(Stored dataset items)
--*--

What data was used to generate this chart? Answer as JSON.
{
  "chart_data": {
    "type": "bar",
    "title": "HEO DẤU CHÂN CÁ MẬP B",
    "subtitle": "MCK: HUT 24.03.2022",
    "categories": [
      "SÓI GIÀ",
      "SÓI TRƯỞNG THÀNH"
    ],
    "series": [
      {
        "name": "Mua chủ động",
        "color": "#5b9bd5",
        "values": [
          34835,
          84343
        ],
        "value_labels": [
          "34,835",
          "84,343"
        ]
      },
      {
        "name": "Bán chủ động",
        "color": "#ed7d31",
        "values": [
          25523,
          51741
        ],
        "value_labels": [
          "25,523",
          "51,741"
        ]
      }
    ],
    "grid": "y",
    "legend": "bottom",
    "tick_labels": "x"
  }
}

--*--

Return every record above exactly as it appears.

| Result of this task |
What data was used to generate this chart? Answer as JSON.
{
  "chart_data": {
    "type": "bar",
    "title": "HEO DẤU CHÂN CÁ MẬP B",
    "subtitle": "MCK: HUT 24.03.2022",
    "categories": [
      "SÓI GIÀ",
      "SÓI TRƯỞNG THÀNH"
    ],
    "series": [
      {
        "name": "Mua chủ động",
        "color": "#5b9bd5",
        "values": [
          34835,
          84343
        ],
        "value_labels": [
          "34,835",
          "84,343"
        ]
      },
      {
        "name": "Bán chủ động",
        "color": "#ed7d31",
        "values": [
          25523,
          51741
        ],
        "value_labels": [
          "25,523",
          "51,741"
        ]
      }
    ],
    "grid": "y",
    "legend": "bottom",
    "tick_labels": "x"
  }
}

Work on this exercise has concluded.